**EXERCISE INSTRUCTIONS:**
Return the listing below verbatim. Pictures do not belong in the copy.

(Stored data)
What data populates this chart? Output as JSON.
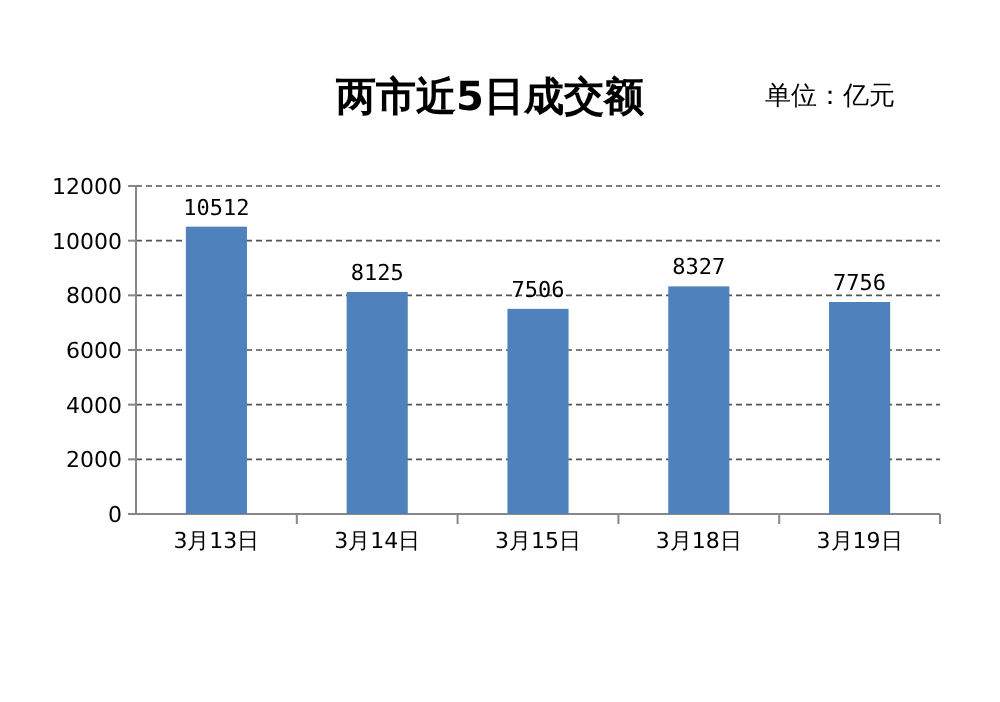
{
  "chart_data": {
    "type": "bar",
    "title": "两市近5日成交额",
    "annotations": [
      "单位：亿元"
    ],
    "categories": [
      "3月13日",
      "3月14日",
      "3月15日",
      "3月18日",
      "3月19日"
    ],
    "values": [
      10512,
      8125,
      7506,
      8327,
      7756
    ],
    "color": "#4f81bd",
    "ylim": [
      0,
      12000
    ],
    "yticks": [
      0,
      2000,
      4000,
      6000,
      8000,
      10000,
      12000
    ],
    "grid": "y",
    "data_labels": true
  }
}
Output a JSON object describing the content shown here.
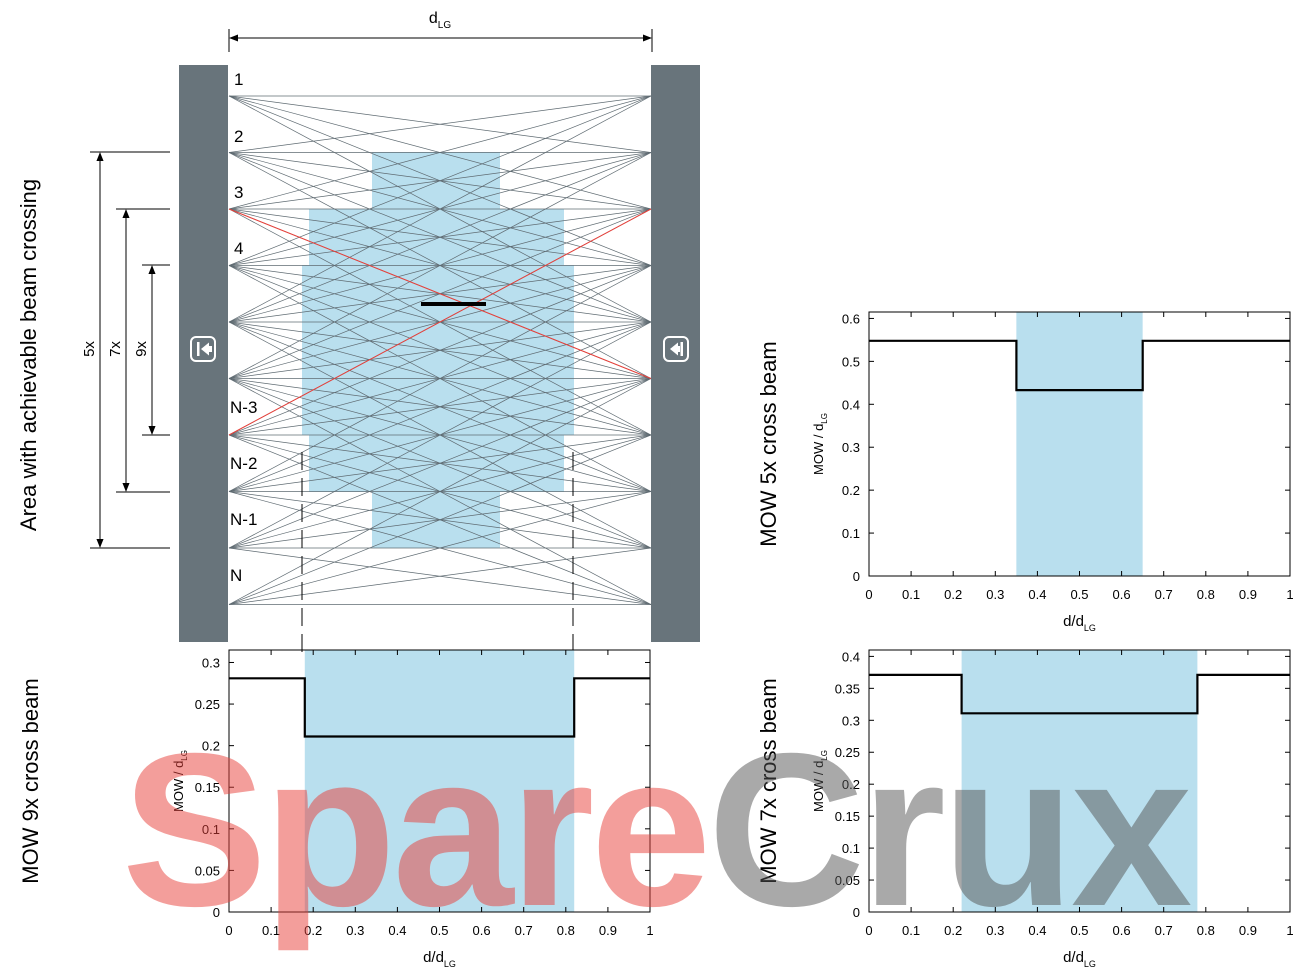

**WRITTEN RESPONSE:**
What data populates this chart? Output as JSON.
{
  "chart_data": {
    "type": "bar",
    "title": "两市近5日成交额",
    "annotations": [
      "单位：亿元"
    ],
    "categories": [
      "3月13日",
      "3月14日",
      "3月15日",
      "3月18日",
      "3月19日"
    ],
    "values": [
      10512,
      8125,
      7506,
      8327,
      7756
    ],
    "color": "#4f81bd",
    "ylim": [
      0,
      12000
    ],
    "yticks": [
      0,
      2000,
      4000,
      6000,
      8000,
      10000,
      12000
    ],
    "grid": "y",
    "data_labels": true
  }
}
Output a JSON object describing the content shown here.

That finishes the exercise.